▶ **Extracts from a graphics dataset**
[START]
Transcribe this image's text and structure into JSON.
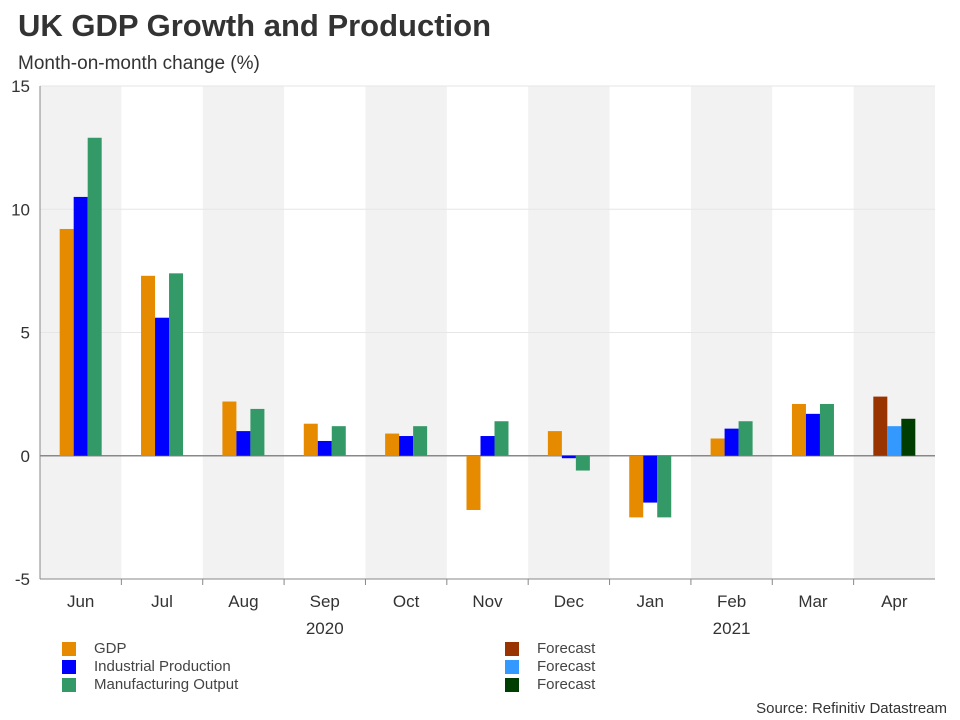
{
  "chart_data": {
    "type": "bar",
    "title": "UK GDP Growth and Production",
    "subtitle": "Month-on-month change (%)",
    "categories": [
      "Jun",
      "Jul",
      "Aug",
      "Sep",
      "Oct",
      "Nov",
      "Dec",
      "Jan",
      "Feb",
      "Mar",
      "Apr"
    ],
    "year_labels": [
      {
        "label": "2020",
        "category": "Sep"
      },
      {
        "label": "2021",
        "category": "Feb"
      }
    ],
    "ylim": [
      -5,
      15
    ],
    "yticks": [
      -5,
      0,
      5,
      10,
      15
    ],
    "grid": true,
    "legend_placement": "bottom",
    "series": [
      {
        "name": "GDP",
        "color": "#e68a00",
        "forecast_color": "#993300",
        "values": [
          9.2,
          7.3,
          2.2,
          1.3,
          0.9,
          -2.2,
          1.0,
          -2.5,
          0.7,
          2.1,
          2.4
        ]
      },
      {
        "name": "Industrial Production",
        "color": "#0000ff",
        "forecast_color": "#3399ff",
        "values": [
          10.5,
          5.6,
          1.0,
          0.6,
          0.8,
          0.8,
          -0.1,
          -1.9,
          1.1,
          1.7,
          1.2
        ]
      },
      {
        "name": "Manufacturing Output",
        "color": "#339966",
        "forecast_color": "#003d00",
        "values": [
          12.9,
          7.4,
          1.9,
          1.2,
          1.2,
          1.4,
          -0.6,
          -2.5,
          1.4,
          2.1,
          1.5
        ]
      }
    ],
    "forecast_categories": [
      "Apr"
    ],
    "forecast_label": "Forecast",
    "source": "Source: Refinitiv Datastream"
  }
}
[END]
Quote each entry above verbatim and drop the pictures.

Transcribe this image's text and structure into JSON.
{
  "chart_data": {
    "type": "bar",
    "title": "UK GDP Growth and Production",
    "subtitle": "Month-on-month change (%)",
    "categories": [
      "Jun",
      "Jul",
      "Aug",
      "Sep",
      "Oct",
      "Nov",
      "Dec",
      "Jan",
      "Feb",
      "Mar",
      "Apr"
    ],
    "year_labels": [
      {
        "label": "2020",
        "category": "Sep"
      },
      {
        "label": "2021",
        "category": "Feb"
      }
    ],
    "ylim": [
      -5,
      15
    ],
    "yticks": [
      -5,
      0,
      5,
      10,
      15
    ],
    "grid": true,
    "legend_placement": "bottom",
    "series": [
      {
        "name": "GDP",
        "color": "#e68a00",
        "forecast_color": "#993300",
        "values": [
          9.2,
          7.3,
          2.2,
          1.3,
          0.9,
          -2.2,
          1.0,
          -2.5,
          0.7,
          2.1,
          2.4
        ]
      },
      {
        "name": "Industrial Production",
        "color": "#0000ff",
        "forecast_color": "#3399ff",
        "values": [
          10.5,
          5.6,
          1.0,
          0.6,
          0.8,
          0.8,
          -0.1,
          -1.9,
          1.1,
          1.7,
          1.2
        ]
      },
      {
        "name": "Manufacturing Output",
        "color": "#339966",
        "forecast_color": "#003d00",
        "values": [
          12.9,
          7.4,
          1.9,
          1.2,
          1.2,
          1.4,
          -0.6,
          -2.5,
          1.4,
          2.1,
          1.5
        ]
      }
    ],
    "forecast_categories": [
      "Apr"
    ],
    "forecast_label": "Forecast",
    "source": "Source: Refinitiv Datastream"
  }
}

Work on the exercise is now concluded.